#### Data extract

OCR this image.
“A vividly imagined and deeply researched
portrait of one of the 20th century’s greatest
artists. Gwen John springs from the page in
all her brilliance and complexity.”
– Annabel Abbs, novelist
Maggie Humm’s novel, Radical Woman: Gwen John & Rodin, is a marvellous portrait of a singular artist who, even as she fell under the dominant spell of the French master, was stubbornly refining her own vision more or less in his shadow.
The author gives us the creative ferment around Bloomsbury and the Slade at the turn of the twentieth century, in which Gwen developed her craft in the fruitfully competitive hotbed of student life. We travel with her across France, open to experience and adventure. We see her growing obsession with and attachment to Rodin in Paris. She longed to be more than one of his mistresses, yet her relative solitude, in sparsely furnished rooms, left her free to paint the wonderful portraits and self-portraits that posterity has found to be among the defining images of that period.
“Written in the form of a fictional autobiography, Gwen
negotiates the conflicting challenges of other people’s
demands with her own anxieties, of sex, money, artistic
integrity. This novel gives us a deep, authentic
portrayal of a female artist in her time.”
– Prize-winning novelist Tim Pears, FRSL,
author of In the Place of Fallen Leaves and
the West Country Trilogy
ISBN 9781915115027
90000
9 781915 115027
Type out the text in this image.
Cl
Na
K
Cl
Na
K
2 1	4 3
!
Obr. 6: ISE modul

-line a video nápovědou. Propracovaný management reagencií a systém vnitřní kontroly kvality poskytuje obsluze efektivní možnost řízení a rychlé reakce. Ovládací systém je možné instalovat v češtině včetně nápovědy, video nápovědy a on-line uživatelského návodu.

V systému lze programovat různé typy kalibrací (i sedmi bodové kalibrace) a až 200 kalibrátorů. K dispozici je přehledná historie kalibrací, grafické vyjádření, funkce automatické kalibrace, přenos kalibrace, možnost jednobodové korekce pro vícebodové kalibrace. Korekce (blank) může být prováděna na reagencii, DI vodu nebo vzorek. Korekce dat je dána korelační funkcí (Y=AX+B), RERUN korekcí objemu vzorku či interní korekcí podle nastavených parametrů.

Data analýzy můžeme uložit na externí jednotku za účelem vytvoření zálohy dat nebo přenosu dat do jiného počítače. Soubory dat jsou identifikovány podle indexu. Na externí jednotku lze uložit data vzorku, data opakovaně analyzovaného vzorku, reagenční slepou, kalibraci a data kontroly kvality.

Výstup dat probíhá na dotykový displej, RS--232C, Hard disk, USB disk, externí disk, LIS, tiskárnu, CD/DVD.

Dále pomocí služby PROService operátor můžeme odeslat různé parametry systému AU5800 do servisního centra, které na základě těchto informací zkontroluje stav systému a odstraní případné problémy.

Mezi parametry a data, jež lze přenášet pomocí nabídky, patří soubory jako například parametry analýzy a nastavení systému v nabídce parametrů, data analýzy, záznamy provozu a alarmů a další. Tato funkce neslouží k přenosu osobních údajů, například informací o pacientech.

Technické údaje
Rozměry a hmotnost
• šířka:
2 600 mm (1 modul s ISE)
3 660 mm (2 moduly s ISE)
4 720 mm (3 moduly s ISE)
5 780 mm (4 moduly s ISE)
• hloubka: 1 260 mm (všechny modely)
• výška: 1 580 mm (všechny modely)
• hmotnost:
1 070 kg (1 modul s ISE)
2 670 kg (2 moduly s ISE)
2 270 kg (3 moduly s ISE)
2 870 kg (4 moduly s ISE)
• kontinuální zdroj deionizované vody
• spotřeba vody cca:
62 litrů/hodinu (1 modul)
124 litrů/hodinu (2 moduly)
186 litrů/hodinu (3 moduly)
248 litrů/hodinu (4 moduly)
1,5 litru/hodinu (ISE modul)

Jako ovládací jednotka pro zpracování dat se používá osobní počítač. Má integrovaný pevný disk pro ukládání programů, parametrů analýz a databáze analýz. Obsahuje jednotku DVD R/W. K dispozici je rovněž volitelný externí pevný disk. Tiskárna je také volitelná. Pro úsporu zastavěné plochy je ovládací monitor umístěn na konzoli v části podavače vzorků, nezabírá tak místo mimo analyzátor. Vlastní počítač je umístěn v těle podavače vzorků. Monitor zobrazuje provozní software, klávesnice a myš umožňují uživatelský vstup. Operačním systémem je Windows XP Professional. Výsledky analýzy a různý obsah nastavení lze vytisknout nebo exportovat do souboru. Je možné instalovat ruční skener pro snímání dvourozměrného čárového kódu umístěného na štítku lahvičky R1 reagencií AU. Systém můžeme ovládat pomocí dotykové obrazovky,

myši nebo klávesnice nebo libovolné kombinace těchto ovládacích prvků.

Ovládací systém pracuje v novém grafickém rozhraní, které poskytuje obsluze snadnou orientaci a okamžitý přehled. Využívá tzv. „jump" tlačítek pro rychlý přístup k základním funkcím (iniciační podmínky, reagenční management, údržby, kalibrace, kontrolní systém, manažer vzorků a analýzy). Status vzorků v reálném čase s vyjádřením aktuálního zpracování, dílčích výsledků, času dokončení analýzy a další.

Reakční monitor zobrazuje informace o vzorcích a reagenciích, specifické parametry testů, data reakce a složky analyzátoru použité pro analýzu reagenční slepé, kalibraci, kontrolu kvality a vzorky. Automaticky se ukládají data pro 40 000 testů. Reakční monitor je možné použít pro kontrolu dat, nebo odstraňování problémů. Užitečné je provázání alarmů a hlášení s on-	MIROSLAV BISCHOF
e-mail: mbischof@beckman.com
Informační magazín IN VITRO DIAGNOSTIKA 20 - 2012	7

########

To do — Please output every record, keeping each line exact.

Written response —
OCR this image.
“A vividly imagined and deeply researched
portrait of one of the 20th century’s greatest
artists. Gwen John springs from the page in
all her brilliance and complexity.”
– Annabel Abbs, novelist
Maggie Humm’s novel, Radical Woman: Gwen John & Rodin, is a marvellous portrait of a singular artist who, even as she fell under the dominant spell of the French master, was stubbornly refining her own vision more or less in his shadow.
The author gives us the creative ferment around Bloomsbury and the Slade at the turn of the twentieth century, in which Gwen developed her craft in the fruitfully competitive hotbed of student life. We travel with her across France, open to experience and adventure. We see her growing obsession with and attachment to Rodin in Paris. She longed to be more than one of his mistresses, yet her relative solitude, in sparsely furnished rooms, left her free to paint the wonderful portraits and self-portraits that posterity has found to be among the defining images of that period.
“Written in the form of a fictional autobiography, Gwen
negotiates the conflicting challenges of other people’s
demands with her own anxieties, of sex, money, artistic
integrity. This novel gives us a deep, authentic
portrayal of a female artist in her time.”
– Prize-winning novelist Tim Pears, FRSL,
author of In the Place of Fallen Leaves and
the West Country Trilogy
ISBN 9781915115027
90000
9 781915 115027
Type out the text in this image.
Cl
Na
K
Cl
Na
K
2 1	4 3
!
Obr. 6: ISE modul

-line a video nápovědou. Propracovaný management reagencií a systém vnitřní kontroly kvality poskytuje obsluze efektivní možnost řízení a rychlé reakce. Ovládací systém je možné instalovat v češtině včetně nápovědy, video nápovědy a on-line uživatelského návodu.

V systému lze programovat různé typy kalibrací (i sedmi bodové kalibrace) a až 200 kalibrátorů. K dispozici je přehledná historie kalibrací, grafické vyjádření, funkce automatické kalibrace, přenos kalibrace, možnost jednobodové korekce pro vícebodové kalibrace. Korekce (blank) může být prováděna na reagencii, DI vodu nebo vzorek. Korekce dat je dána korelační funkcí (Y=AX+B), RERUN korekcí objemu vzorku či interní korekcí podle nastavených parametrů.

Data analýzy můžeme uložit na externí jednotku za účelem vytvoření zálohy dat nebo přenosu dat do jiného počítače. Soubory dat jsou identifikovány podle indexu. Na externí jednotku lze uložit data vzorku, data opakovaně analyzovaného vzorku, reagenční slepou, kalibraci a data kontroly kvality.

Výstup dat probíhá na dotykový displej, RS--232C, Hard disk, USB disk, externí disk, LIS, tiskárnu, CD/DVD.

Dále pomocí služby PROService operátor můžeme odeslat různé parametry systému AU5800 do servisního centra, které na základě těchto informací zkontroluje stav systému a odstraní případné problémy.

Mezi parametry a data, jež lze přenášet pomocí nabídky, patří soubory jako například parametry analýzy a nastavení systému v nabídce parametrů, data analýzy, záznamy provozu a alarmů a další. Tato funkce neslouží k přenosu osobních údajů, například informací o pacientech.

Technické údaje
Rozměry a hmotnost
• šířka:
2 600 mm (1 modul s ISE)
3 660 mm (2 moduly s ISE)
4 720 mm (3 moduly s ISE)
5 780 mm (4 moduly s ISE)
• hloubka: 1 260 mm (všechny modely)
• výška: 1 580 mm (všechny modely)
• hmotnost:
1 070 kg (1 modul s ISE)
2 670 kg (2 moduly s ISE)
2 270 kg (3 moduly s ISE)
2 870 kg (4 moduly s ISE)
• kontinuální zdroj deionizované vody
• spotřeba vody cca:
62 litrů/hodinu (1 modul)
124 litrů/hodinu (2 moduly)
186 litrů/hodinu (3 moduly)
248 litrů/hodinu (4 moduly)
1,5 litru/hodinu (ISE modul)

Jako ovládací jednotka pro zpracování dat se používá osobní počítač. Má integrovaný pevný disk pro ukládání programů, parametrů analýz a databáze analýz. Obsahuje jednotku DVD R/W. K dispozici je rovněž volitelný externí pevný disk. Tiskárna je také volitelná. Pro úsporu zastavěné plochy je ovládací monitor umístěn na konzoli v části podavače vzorků, nezabírá tak místo mimo analyzátor. Vlastní počítač je umístěn v těle podavače vzorků. Monitor zobrazuje provozní software, klávesnice a myš umožňují uživatelský vstup. Operačním systémem je Windows XP Professional. Výsledky analýzy a různý obsah nastavení lze vytisknout nebo exportovat do souboru. Je možné instalovat ruční skener pro snímání dvourozměrného čárového kódu umístěného na štítku lahvičky R1 reagencií AU. Systém můžeme ovládat pomocí dotykové obrazovky,

myši nebo klávesnice nebo libovolné kombinace těchto ovládacích prvků.

Ovládací systém pracuje v novém grafickém rozhraní, které poskytuje obsluze snadnou orientaci a okamžitý přehled. Využívá tzv. „jump" tlačítek pro rychlý přístup k základním funkcím (iniciační podmínky, reagenční management, údržby, kalibrace, kontrolní systém, manažer vzorků a analýzy). Status vzorků v reálném čase s vyjádřením aktuálního zpracování, dílčích výsledků, času dokončení analýzy a další.

Reakční monitor zobrazuje informace o vzorcích a reagenciích, specifické parametry testů, data reakce a složky analyzátoru použité pro analýzu reagenční slepé, kalibraci, kontrolu kvality a vzorky. Automaticky se ukládají data pro 40 000 testů. Reakční monitor je možné použít pro kontrolu dat, nebo odstraňování problémů. Užitečné je provázání alarmů a hlášení s on-	MIROSLAV BISCHOF
e-mail: mbischof@beckman.com
Informační magazín IN VITRO DIAGNOSTIKA 20 - 2012	7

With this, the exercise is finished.